BGH,
Beschl. v. 21.3.2002 - 4 StR 48/02
4 StR 48/02
BUNDESGERICHTSHOF
BESCHLUSS
vom
21. März 2002
in der Strafsache gegen
wegen versuchter schwerer räuberischer Erpressung u.a.
Der 4. Strafsenat des Bundesgerichtshofes hat auf Antrag und nach
Anhörung des Generalbundesanwalts und nach Anhörung
des Beschwerdeführers am 21. März 2002
gemäß § 349 Abs. 2 und 4 StPO beschlossen:
1. Auf die Revision des Angeklagten K. wird das Urteil des Landgerichts
Magdeburg vom 28. Juni 2001, soweit es ihn betrifft, mit den
Feststellungen aufgehoben
a) im Fall II. 2 der Urteilsgründe,
b) im Ausspruch über die Gesamtstrafe.
2. Im Umfang der Aufhebung wird die Sache zu neuer Verhandlung und
Entscheidung, auch über die Kosten des Rechtsmittels, an eine
andere Strafkammer des Landgerichts zurückverwiesen.
3. Die weiter gehende Revision wird verworfen.
Gründe:
Das Landgericht hat den Angeklagten - unter Freisprechung im
übrigen -wegen versuchter schwerer räuberischer
Erpressung und wegen Wohnungseinbruchsdiebstahls unter Einbeziehung
einer rechtskräftigen Geldstrafe zu der Gesamtfreiheitsstrafe
von drei Jahren und sieben Monaten verurteilt. Mit seiner Revision
rügt der Angeklagte die Verletzung materiellen Rechts.
Das Rechtsmittel hat in dem aus der Beschlußformel
ersichtlichen Umfang Erfolg; im übrigen ist es
unbegründet im Sinne des § 349 Abs. 2 StPO.
Im Fall II. 2 der Urteilsgründe hält der Schuldspruch
wegen versuchter schwerer räuberischer Erpressung
sachlich-rechtlicher Überprüfung nicht stand. Die
Beweiswürdigung begegnet insoweit durchgreifenden rechtlichen
Bedenken.
Die Strafkammer hat festgestellt, der Angeklagte, der unter Vorhalt
einer geladenen Pistole vom Geschädigten S. die Zahlung von
Geld forderte, habe weder eine eigene noch eine fremde Geldforderung
durchsetzen wollen. Er sei auch nicht von K. W. beauftragt gewesen,
dessen gegen das Tatopfer bestehende Forderung in Höhe von
100.000 DM einzutreiben (UA 27). Die zuletzt genannte Feststellung
stützt das Landgericht ausschließlich auf die
Aussage des Zeugen W. (UA 21).
Diese Beweiswürdigung ist lückenhaft. Die Strafkammer
hat nicht erörtert, weshalb sie dem Zeugen W. trotz Bedenken
gegen seine Glaubwürdigkeit an anderer Stelle gerade zu diesem
Punkt glaubt (vgl. BGHR StPO § 261 Zeuge 5, 8).

[Ihre Aufgabe] Schreiben Sie aus dem Gerichtsbeschluss den Abschnitt von „Diese Beweiswürdigung ist“ bis einschließlich „Zeuge 5, 8).“ wortgetreu ab.

[Datensatzauszug]
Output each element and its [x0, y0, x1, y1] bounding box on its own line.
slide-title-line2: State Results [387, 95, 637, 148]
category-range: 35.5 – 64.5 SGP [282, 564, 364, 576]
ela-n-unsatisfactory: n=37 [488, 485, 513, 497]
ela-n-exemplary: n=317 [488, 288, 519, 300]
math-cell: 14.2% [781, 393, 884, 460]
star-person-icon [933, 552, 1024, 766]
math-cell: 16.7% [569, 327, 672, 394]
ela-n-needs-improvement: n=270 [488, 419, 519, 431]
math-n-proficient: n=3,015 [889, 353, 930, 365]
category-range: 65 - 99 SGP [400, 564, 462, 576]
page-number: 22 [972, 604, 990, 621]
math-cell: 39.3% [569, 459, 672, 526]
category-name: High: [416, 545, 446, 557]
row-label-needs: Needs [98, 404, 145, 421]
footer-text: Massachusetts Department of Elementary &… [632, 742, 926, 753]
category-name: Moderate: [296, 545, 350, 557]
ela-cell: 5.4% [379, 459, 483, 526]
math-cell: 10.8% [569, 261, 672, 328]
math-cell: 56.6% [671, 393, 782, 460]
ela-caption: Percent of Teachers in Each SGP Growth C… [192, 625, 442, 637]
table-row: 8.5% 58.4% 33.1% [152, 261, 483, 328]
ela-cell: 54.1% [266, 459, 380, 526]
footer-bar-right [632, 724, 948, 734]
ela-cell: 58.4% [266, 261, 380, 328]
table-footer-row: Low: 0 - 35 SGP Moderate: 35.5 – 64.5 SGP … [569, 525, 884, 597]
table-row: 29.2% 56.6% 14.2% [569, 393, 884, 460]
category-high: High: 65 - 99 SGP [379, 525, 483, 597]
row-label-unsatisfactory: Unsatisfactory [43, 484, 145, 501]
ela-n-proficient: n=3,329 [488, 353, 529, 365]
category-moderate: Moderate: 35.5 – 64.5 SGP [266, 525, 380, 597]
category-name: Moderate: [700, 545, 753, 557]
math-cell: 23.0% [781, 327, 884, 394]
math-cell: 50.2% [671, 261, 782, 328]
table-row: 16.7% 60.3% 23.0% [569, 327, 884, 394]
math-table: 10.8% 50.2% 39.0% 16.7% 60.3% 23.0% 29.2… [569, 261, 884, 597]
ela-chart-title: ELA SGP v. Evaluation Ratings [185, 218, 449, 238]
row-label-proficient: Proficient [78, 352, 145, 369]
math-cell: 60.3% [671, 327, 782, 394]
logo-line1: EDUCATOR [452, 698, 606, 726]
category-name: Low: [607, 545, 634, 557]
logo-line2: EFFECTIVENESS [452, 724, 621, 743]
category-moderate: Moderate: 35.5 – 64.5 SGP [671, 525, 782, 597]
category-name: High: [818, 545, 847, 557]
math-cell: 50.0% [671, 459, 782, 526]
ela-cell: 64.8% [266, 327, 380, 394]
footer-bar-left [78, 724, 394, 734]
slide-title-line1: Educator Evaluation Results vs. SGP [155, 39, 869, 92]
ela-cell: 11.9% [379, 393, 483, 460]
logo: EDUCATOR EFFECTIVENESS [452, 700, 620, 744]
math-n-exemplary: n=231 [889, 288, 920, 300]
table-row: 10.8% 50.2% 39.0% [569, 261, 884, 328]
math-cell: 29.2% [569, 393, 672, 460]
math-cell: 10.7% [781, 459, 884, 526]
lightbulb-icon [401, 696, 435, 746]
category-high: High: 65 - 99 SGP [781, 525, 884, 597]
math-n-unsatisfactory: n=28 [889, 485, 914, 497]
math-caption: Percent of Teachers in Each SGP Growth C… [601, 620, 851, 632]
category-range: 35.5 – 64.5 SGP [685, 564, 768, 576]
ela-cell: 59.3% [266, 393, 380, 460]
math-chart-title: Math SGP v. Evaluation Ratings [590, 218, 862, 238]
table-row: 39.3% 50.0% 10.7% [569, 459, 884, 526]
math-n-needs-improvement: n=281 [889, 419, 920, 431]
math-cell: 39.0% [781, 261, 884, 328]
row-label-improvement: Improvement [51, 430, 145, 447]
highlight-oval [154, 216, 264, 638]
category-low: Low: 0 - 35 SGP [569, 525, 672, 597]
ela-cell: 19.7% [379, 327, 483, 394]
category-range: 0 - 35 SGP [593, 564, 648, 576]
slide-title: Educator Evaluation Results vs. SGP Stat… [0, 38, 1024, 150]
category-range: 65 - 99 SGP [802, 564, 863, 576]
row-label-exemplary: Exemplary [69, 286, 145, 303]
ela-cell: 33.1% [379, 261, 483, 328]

[Vollständige Antwort]
Diese Beweiswürdigung ist lückenhaft. Die Strafkammer
hat nicht erörtert, weshalb sie dem Zeugen W. trotz Bedenken
gegen seine Glaubwürdigkeit an anderer Stelle gerade zu diesem
Punkt glaubt (vgl. BGHR StPO § 261 Zeuge 5, 8).